» **Your task**
Output the full material exactly as it appears here.

-- Begin Records provided --

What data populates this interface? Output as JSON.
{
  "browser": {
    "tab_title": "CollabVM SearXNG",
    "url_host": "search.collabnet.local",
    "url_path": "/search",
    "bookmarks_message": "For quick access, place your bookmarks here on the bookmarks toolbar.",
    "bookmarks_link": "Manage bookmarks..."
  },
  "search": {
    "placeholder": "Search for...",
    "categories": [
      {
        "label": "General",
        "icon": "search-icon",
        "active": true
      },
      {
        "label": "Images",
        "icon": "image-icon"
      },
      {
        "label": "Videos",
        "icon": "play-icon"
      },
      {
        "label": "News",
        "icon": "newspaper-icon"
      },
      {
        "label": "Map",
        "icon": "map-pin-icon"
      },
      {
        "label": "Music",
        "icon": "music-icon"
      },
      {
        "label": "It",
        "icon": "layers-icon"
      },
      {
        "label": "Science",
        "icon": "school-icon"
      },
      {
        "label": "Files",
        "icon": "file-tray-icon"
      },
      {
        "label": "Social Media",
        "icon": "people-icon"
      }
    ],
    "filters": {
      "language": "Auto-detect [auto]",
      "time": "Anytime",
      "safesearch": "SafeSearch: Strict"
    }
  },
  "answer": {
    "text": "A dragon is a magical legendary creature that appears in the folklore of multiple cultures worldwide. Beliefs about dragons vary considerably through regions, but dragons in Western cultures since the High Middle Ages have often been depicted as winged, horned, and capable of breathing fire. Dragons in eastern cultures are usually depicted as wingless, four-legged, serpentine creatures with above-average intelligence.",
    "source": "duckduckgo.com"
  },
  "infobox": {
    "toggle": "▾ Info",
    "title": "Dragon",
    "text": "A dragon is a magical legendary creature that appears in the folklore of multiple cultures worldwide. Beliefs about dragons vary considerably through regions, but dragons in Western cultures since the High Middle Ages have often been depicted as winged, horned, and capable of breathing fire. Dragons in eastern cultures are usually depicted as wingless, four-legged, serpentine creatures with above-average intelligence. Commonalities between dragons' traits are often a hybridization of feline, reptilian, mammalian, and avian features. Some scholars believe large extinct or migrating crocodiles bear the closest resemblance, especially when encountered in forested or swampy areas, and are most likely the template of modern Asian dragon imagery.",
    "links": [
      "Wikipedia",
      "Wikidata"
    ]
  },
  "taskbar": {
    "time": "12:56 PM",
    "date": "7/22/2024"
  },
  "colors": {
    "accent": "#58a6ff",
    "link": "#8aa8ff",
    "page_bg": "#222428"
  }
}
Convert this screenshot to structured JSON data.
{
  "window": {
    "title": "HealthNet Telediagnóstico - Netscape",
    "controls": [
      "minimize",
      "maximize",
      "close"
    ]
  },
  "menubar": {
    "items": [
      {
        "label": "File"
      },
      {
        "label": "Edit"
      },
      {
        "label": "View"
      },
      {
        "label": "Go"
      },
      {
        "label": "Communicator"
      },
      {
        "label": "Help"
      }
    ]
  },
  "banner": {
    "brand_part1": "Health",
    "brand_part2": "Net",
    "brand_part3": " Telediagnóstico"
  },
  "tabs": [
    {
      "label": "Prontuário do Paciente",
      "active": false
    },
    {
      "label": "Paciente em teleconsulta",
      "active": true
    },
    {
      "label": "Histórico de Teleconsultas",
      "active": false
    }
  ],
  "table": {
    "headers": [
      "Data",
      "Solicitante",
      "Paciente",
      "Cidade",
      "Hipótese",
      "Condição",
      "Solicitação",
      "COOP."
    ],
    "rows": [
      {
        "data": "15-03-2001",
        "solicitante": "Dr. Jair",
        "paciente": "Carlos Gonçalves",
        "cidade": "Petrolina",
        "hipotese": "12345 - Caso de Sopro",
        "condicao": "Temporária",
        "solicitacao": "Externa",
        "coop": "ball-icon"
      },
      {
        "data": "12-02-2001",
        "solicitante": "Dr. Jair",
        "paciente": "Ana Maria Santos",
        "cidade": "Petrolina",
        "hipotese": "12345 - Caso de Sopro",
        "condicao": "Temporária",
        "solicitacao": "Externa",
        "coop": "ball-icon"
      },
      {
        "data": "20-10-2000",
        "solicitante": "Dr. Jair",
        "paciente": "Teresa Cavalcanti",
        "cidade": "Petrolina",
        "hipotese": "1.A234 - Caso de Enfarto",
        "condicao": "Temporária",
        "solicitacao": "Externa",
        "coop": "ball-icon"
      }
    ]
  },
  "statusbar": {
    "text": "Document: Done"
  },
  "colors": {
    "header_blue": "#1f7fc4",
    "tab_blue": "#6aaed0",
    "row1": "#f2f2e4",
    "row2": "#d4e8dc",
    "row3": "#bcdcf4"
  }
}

-- End Records provided --

» **The output**
What data populates this interface? Output as JSON.
{
  "browser": {
    "tab_title": "CollabVM SearXNG",
    "url_host": "search.collabnet.local",
    "url_path": "/search",
    "bookmarks_message": "For quick access, place your bookmarks here on the bookmarks toolbar.",
    "bookmarks_link": "Manage bookmarks..."
  },
  "search": {
    "placeholder": "Search for...",
    "categories": [
      {
        "label": "General",
        "icon": "search-icon",
        "active": true
      },
      {
        "label": "Images",
        "icon": "image-icon"
      },
      {
        "label": "Videos",
        "icon": "play-icon"
      },
      {
        "label": "News",
        "icon": "newspaper-icon"
      },
      {
        "label": "Map",
        "icon": "map-pin-icon"
      },
      {
        "label": "Music",
        "icon": "music-icon"
      },
      {
        "label": "It",
        "icon": "layers-icon"
      },
      {
        "label": "Science",
        "icon": "school-icon"
      },
      {
        "label": "Files",
        "icon": "file-tray-icon"
      },
      {
        "label": "Social Media",
        "icon": "people-icon"
      }
    ],
    "filters": {
      "language": "Auto-detect [auto]",
      "time": "Anytime",
      "safesearch": "SafeSearch: Strict"
    }
  },
  "answer": {
    "text": "A dragon is a magical legendary creature that appears in the folklore of multiple cultures worldwide. Beliefs about dragons vary considerably through regions, but dragons in Western cultures since the High Middle Ages have often been depicted as winged, horned, and capable of breathing fire. Dragons in eastern cultures are usually depicted as wingless, four-legged, serpentine creatures with above-average intelligence.",
    "source": "duckduckgo.com"
  },
  "infobox": {
    "toggle": "▾ Info",
    "title": "Dragon",
    "text": "A dragon is a magical legendary creature that appears in the folklore of multiple cultures worldwide. Beliefs about dragons vary considerably through regions, but dragons in Western cultures since the High Middle Ages have often been depicted as winged, horned, and capable of breathing fire. Dragons in eastern cultures are usually depicted as wingless, four-legged, serpentine creatures with above-average intelligence. Commonalities between dragons' traits are often a hybridization of feline, reptilian, mammalian, and avian features. Some scholars believe large extinct or migrating crocodiles bear the closest resemblance, especially when encountered in forested or swampy areas, and are most likely the template of modern Asian dragon imagery.",
    "links": [
      "Wikipedia",
      "Wikidata"
    ]
  },
  "taskbar": {
    "time": "12:56 PM",
    "date": "7/22/2024"
  },
  "colors": {
    "accent": "#58a6ff",
    "link": "#8aa8ff",
    "page_bg": "#222428"
  }
}
Convert this screenshot to structured JSON data.
{
  "window": {
    "title": "HealthNet Telediagnóstico - Netscape",
    "controls": [
      "minimize",
      "maximize",
      "close"
    ]
  },
  "menubar": {
    "items": [
      {
        "label": "File"
      },
      {
        "label": "Edit"
      },
      {
        "label": "View"
      },
      {
        "label": "Go"
      },
      {
        "label": "Communicator"
      },
      {
        "label": "Help"
      }
    ]
  },
  "banner": {
    "brand_part1": "Health",
    "brand_part2": "Net",
    "brand_part3": " Telediagnóstico"
  },
  "tabs": [
    {
      "label": "Prontuário do Paciente",
      "active": false
    },
    {
      "label": "Paciente em teleconsulta",
      "active": true
    },
    {
      "label": "Histórico de Teleconsultas",
      "active": false
    }
  ],
  "table": {
    "headers": [
      "Data",
      "Solicitante",
      "Paciente",
      "Cidade",
      "Hipótese",
      "Condição",
      "Solicitação",
      "COOP."
    ],
    "rows": [
      {
        "data": "15-03-2001",
        "solicitante": "Dr. Jair",
        "paciente": "Carlos Gonçalves",
        "cidade": "Petrolina",
        "hipotese": "12345 - Caso de Sopro",
        "condicao": "Temporária",
        "solicitacao": "Externa",
        "coop": "ball-icon"
      },
      {
        "data": "12-02-2001",
        "solicitante": "Dr. Jair",
        "paciente": "Ana Maria Santos",
        "cidade": "Petrolina",
        "hipotese": "12345 - Caso de Sopro",
        "condicao": "Temporária",
        "solicitacao": "Externa",
        "coop": "ball-icon"
      },
      {
        "data": "20-10-2000",
        "solicitante": "Dr. Jair",
        "paciente": "Teresa Cavalcanti",
        "cidade": "Petrolina",
        "hipotese": "1.A234 - Caso de Enfarto",
        "condicao": "Temporária",
        "solicitacao": "Externa",
        "coop": "ball-icon"
      }
    ]
  },
  "statusbar": {
    "text": "Document: Done"
  },
  "colors": {
    "header_blue": "#1f7fc4",
    "tab_blue": "#6aaed0",
    "row1": "#f2f2e4",
    "row2": "#d4e8dc",
    "row3": "#bcdcf4"
  }
}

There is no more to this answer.